Omit images. Retype all entries verbatim.

───── Dataset content ─────

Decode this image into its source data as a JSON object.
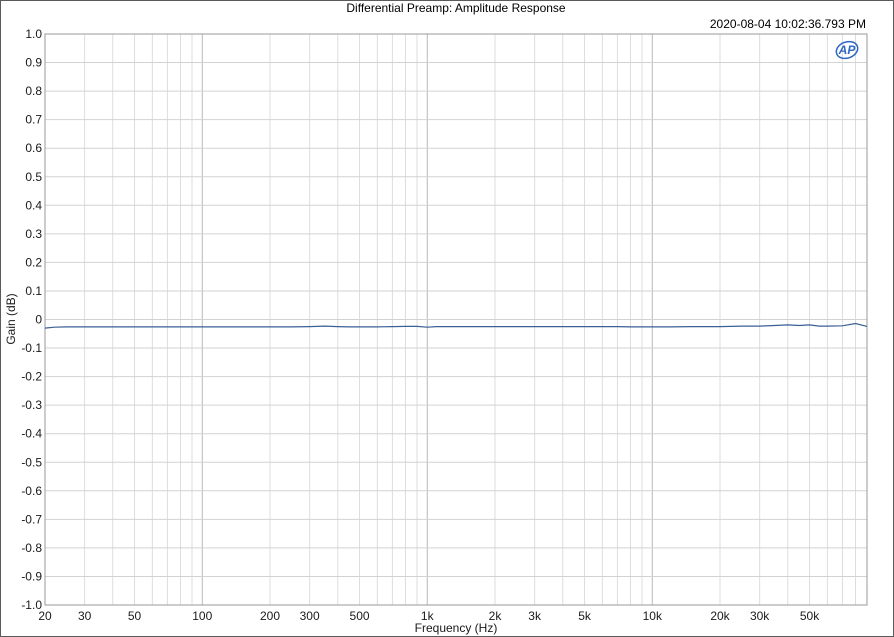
{
  "chart_data": {
    "type": "line",
    "title": "Differential Preamp: Amplitude Response",
    "timestamp": "2020-08-04 10:02:36.793 PM",
    "logo": "AP",
    "xlabel": "Frequency (Hz)",
    "ylabel": "Gain (dB)",
    "x_scale": "log",
    "xlim": [
      20,
      90000
    ],
    "ylim": [
      -1.0,
      1.0
    ],
    "grid": true,
    "line_color": "#3a5f95",
    "x_ticks": [
      {
        "v": 20,
        "label": "20"
      },
      {
        "v": 30,
        "label": "30"
      },
      {
        "v": 50,
        "label": "50"
      },
      {
        "v": 100,
        "label": "100"
      },
      {
        "v": 200,
        "label": "200"
      },
      {
        "v": 300,
        "label": "300"
      },
      {
        "v": 500,
        "label": "500"
      },
      {
        "v": 1000,
        "label": "1k"
      },
      {
        "v": 2000,
        "label": "2k"
      },
      {
        "v": 3000,
        "label": "3k"
      },
      {
        "v": 5000,
        "label": "5k"
      },
      {
        "v": 10000,
        "label": "10k"
      },
      {
        "v": 20000,
        "label": "20k"
      },
      {
        "v": 30000,
        "label": "30k"
      },
      {
        "v": 50000,
        "label": "50k"
      }
    ],
    "y_ticks": [
      {
        "v": 1.0,
        "label": "1.0"
      },
      {
        "v": 0.9,
        "label": "0.9"
      },
      {
        "v": 0.8,
        "label": "0.8"
      },
      {
        "v": 0.7,
        "label": "0.7"
      },
      {
        "v": 0.6,
        "label": "0.6"
      },
      {
        "v": 0.5,
        "label": "0.5"
      },
      {
        "v": 0.4,
        "label": "0.4"
      },
      {
        "v": 0.3,
        "label": "0.3"
      },
      {
        "v": 0.2,
        "label": "0.2"
      },
      {
        "v": 0.1,
        "label": "0.1"
      },
      {
        "v": 0,
        "label": "0"
      },
      {
        "v": -0.1,
        "label": "-0.1"
      },
      {
        "v": -0.2,
        "label": "-0.2"
      },
      {
        "v": -0.3,
        "label": "-0.3"
      },
      {
        "v": -0.4,
        "label": "-0.4"
      },
      {
        "v": -0.5,
        "label": "-0.5"
      },
      {
        "v": -0.6,
        "label": "-0.6"
      },
      {
        "v": -0.7,
        "label": "-0.7"
      },
      {
        "v": -0.8,
        "label": "-0.8"
      },
      {
        "v": -0.9,
        "label": "-0.9"
      },
      {
        "v": -1.0,
        "label": "-1.0"
      }
    ],
    "series": [
      {
        "x": [
          20,
          22,
          25,
          30,
          40,
          50,
          70,
          100,
          150,
          200,
          250,
          300,
          350,
          400,
          450,
          500,
          600,
          700,
          800,
          900,
          1000,
          1100,
          1200,
          1500,
          2000,
          3000,
          5000,
          7000,
          8000,
          10000,
          12000,
          15000,
          20000,
          25000,
          30000,
          35000,
          40000,
          45000,
          50000,
          55000,
          60000,
          70000,
          80000,
          90000
        ],
        "y": [
          -0.03,
          -0.027,
          -0.026,
          -0.026,
          -0.026,
          -0.026,
          -0.026,
          -0.026,
          -0.026,
          -0.026,
          -0.026,
          -0.025,
          -0.023,
          -0.025,
          -0.026,
          -0.026,
          -0.026,
          -0.025,
          -0.024,
          -0.024,
          -0.027,
          -0.025,
          -0.025,
          -0.025,
          -0.025,
          -0.025,
          -0.025,
          -0.025,
          -0.026,
          -0.026,
          -0.026,
          -0.025,
          -0.025,
          -0.023,
          -0.023,
          -0.021,
          -0.019,
          -0.021,
          -0.019,
          -0.023,
          -0.023,
          -0.022,
          -0.014,
          -0.024
        ]
      }
    ]
  }
}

─────

_Exercise result_
Decode this image into its source data as a JSON object.
{
  "chart_data": {
    "type": "line",
    "title": "Differential Preamp: Amplitude Response",
    "timestamp": "2020-08-04 10:02:36.793 PM",
    "logo": "AP",
    "xlabel": "Frequency (Hz)",
    "ylabel": "Gain (dB)",
    "x_scale": "log",
    "xlim": [
      20,
      90000
    ],
    "ylim": [
      -1.0,
      1.0
    ],
    "grid": true,
    "line_color": "#3a5f95",
    "x_ticks": [
      {
        "v": 20,
        "label": "20"
      },
      {
        "v": 30,
        "label": "30"
      },
      {
        "v": 50,
        "label": "50"
      },
      {
        "v": 100,
        "label": "100"
      },
      {
        "v": 200,
        "label": "200"
      },
      {
        "v": 300,
        "label": "300"
      },
      {
        "v": 500,
        "label": "500"
      },
      {
        "v": 1000,
        "label": "1k"
      },
      {
        "v": 2000,
        "label": "2k"
      },
      {
        "v": 3000,
        "label": "3k"
      },
      {
        "v": 5000,
        "label": "5k"
      },
      {
        "v": 10000,
        "label": "10k"
      },
      {
        "v": 20000,
        "label": "20k"
      },
      {
        "v": 30000,
        "label": "30k"
      },
      {
        "v": 50000,
        "label": "50k"
      }
    ],
    "y_ticks": [
      {
        "v": 1.0,
        "label": "1.0"
      },
      {
        "v": 0.9,
        "label": "0.9"
      },
      {
        "v": 0.8,
        "label": "0.8"
      },
      {
        "v": 0.7,
        "label": "0.7"
      },
      {
        "v": 0.6,
        "label": "0.6"
      },
      {
        "v": 0.5,
        "label": "0.5"
      },
      {
        "v": 0.4,
        "label": "0.4"
      },
      {
        "v": 0.3,
        "label": "0.3"
      },
      {
        "v": 0.2,
        "label": "0.2"
      },
      {
        "v": 0.1,
        "label": "0.1"
      },
      {
        "v": 0,
        "label": "0"
      },
      {
        "v": -0.1,
        "label": "-0.1"
      },
      {
        "v": -0.2,
        "label": "-0.2"
      },
      {
        "v": -0.3,
        "label": "-0.3"
      },
      {
        "v": -0.4,
        "label": "-0.4"
      },
      {
        "v": -0.5,
        "label": "-0.5"
      },
      {
        "v": -0.6,
        "label": "-0.6"
      },
      {
        "v": -0.7,
        "label": "-0.7"
      },
      {
        "v": -0.8,
        "label": "-0.8"
      },
      {
        "v": -0.9,
        "label": "-0.9"
      },
      {
        "v": -1.0,
        "label": "-1.0"
      }
    ],
    "series": [
      {
        "x": [
          20,
          22,
          25,
          30,
          40,
          50,
          70,
          100,
          150,
          200,
          250,
          300,
          350,
          400,
          450,
          500,
          600,
          700,
          800,
          900,
          1000,
          1100,
          1200,
          1500,
          2000,
          3000,
          5000,
          7000,
          8000,
          10000,
          12000,
          15000,
          20000,
          25000,
          30000,
          35000,
          40000,
          45000,
          50000,
          55000,
          60000,
          70000,
          80000,
          90000
        ],
        "y": [
          -0.03,
          -0.027,
          -0.026,
          -0.026,
          -0.026,
          -0.026,
          -0.026,
          -0.026,
          -0.026,
          -0.026,
          -0.026,
          -0.025,
          -0.023,
          -0.025,
          -0.026,
          -0.026,
          -0.026,
          -0.025,
          -0.024,
          -0.024,
          -0.027,
          -0.025,
          -0.025,
          -0.025,
          -0.025,
          -0.025,
          -0.025,
          -0.025,
          -0.026,
          -0.026,
          -0.026,
          -0.025,
          -0.025,
          -0.023,
          -0.023,
          -0.021,
          -0.019,
          -0.021,
          -0.019,
          -0.023,
          -0.023,
          -0.022,
          -0.014,
          -0.024
        ]
      }
    ]
  }
}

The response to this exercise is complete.